Task goal: Without the pictures, repeat the listing character for character.

>> start Record extracts

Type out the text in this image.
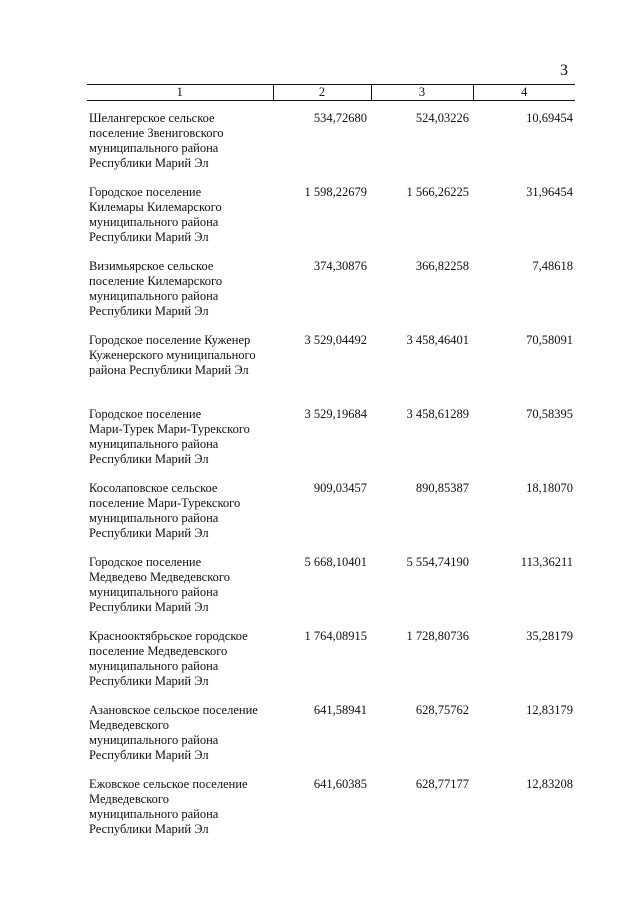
3
1	2	3	4
Шелангерское сельское
поселение Звениговского
муниципального района
Республики Марий Эл	534,72680	524,03226	10,69454
Городское поселение
Килемары Килемарского
муниципального района
Республики Марий Эл	1 598,22679	1 566,26225	31,96454
Визимьярское сельское
поселение Килемарского
муниципального района
Республики Марий Эл	374,30876	366,82258	7,48618
Городское поселение Куженер
Куженерского муниципального
района Республики Марий Эл	3 529,04492	3 458,46401	70,58091
Городское поселение
Мари-Турек Мари-Турекского
муниципального района
Республики Марий Эл	3 529,19684	3 458,61289	70,58395
Косолаповское сельское
поселение Мари-Турекского
муниципального района
Республики Марий Эл	909,03457	890,85387	18,18070
Городское поселение
Медведево Медведевского
муниципального района
Республики Марий Эл	5 668,10401	5 554,74190	113,36211
Краснооктябрьское городское
поселение Медведевского
муниципального района
Республики Марий Эл	1 764,08915	1 728,80736	35,28179
Азановское сельское поселение
Медведевского
муниципального района
Республики Марий Эл	641,58941	628,75762	12,83179
Ежовское сельское поселение
Медведевского
муниципального района
Республики Марий Эл	641,60385	628,77177	12,83208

>> end Record extracts

Result of this task:
Type out the text in this image.
3
1	2	3	4
Шелангерское сельское
поселение Звениговского
муниципального района
Республики Марий Эл	534,72680	524,03226	10,69454
Городское поселение
Килемары Килемарского
муниципального района
Республики Марий Эл	1 598,22679	1 566,26225	31,96454
Визимьярское сельское
поселение Килемарского
муниципального района
Республики Марий Эл	374,30876	366,82258	7,48618
Городское поселение Куженер
Куженерского муниципального
района Республики Марий Эл	3 529,04492	3 458,46401	70,58091
Городское поселение
Мари-Турек Мари-Турекского
муниципального района
Республики Марий Эл	3 529,19684	3 458,61289	70,58395
Косолаповское сельское
поселение Мари-Турекского
муниципального района
Республики Марий Эл	909,03457	890,85387	18,18070
Городское поселение
Медведево Медведевского
муниципального района
Республики Марий Эл	5 668,10401	5 554,74190	113,36211
Краснооктябрьское городское
поселение Медведевского
муниципального района
Республики Марий Эл	1 764,08915	1 728,80736	35,28179
Азановское сельское поселение
Медведевского
муниципального района
Республики Марий Эл	641,58941	628,75762	12,83179
Ежовское сельское поселение
Медведевского
муниципального района
Республики Марий Эл	641,60385	628,77177	12,83208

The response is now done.